▶ _The problem_
Check every line below for the word "Peatland" and show those that hold it.

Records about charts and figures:
▬▬▬▬▬▬

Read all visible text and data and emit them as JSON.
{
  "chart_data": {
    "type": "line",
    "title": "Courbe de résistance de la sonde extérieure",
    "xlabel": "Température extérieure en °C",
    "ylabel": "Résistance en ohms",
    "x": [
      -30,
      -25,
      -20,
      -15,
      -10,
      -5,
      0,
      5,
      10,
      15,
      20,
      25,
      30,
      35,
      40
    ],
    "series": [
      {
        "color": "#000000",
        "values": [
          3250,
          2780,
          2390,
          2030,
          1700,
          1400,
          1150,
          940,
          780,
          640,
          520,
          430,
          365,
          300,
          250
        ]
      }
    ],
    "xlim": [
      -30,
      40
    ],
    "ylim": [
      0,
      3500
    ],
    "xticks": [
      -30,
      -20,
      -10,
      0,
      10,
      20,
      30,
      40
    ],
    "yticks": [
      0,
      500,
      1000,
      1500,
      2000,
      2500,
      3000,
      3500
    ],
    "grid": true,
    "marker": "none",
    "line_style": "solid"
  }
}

▬▬▬▬▬▬

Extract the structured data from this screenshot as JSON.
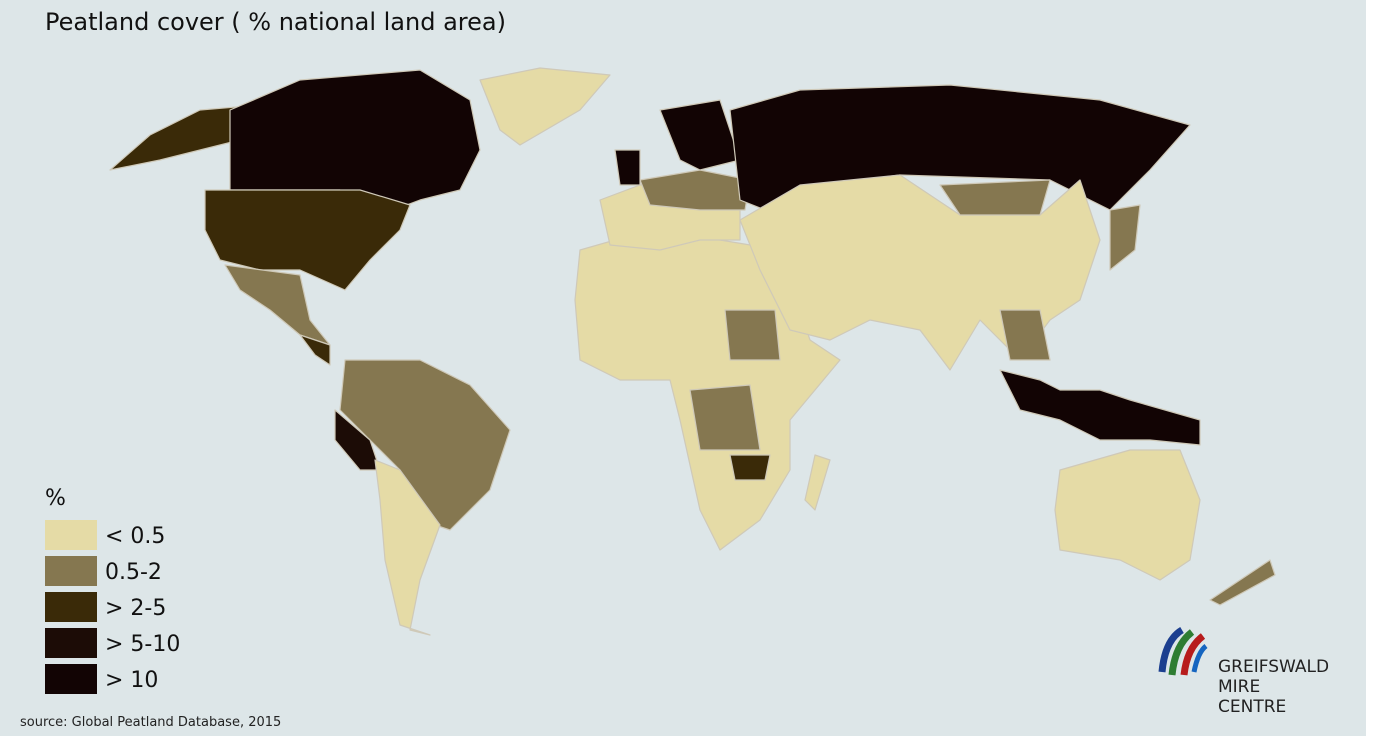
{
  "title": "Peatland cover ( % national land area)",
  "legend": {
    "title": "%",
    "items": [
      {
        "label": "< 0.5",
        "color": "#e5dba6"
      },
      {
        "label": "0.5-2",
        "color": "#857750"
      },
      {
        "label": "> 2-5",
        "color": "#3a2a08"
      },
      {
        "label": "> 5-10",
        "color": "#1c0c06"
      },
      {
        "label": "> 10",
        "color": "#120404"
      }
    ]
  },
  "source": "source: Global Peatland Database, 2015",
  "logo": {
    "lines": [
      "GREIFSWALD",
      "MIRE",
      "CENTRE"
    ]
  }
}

▬▬▬▬▬▬

▶ _Output_
  "title": "Peatland cover ( % national land area)",
  "source": "source: Global Peatland Database, 2015",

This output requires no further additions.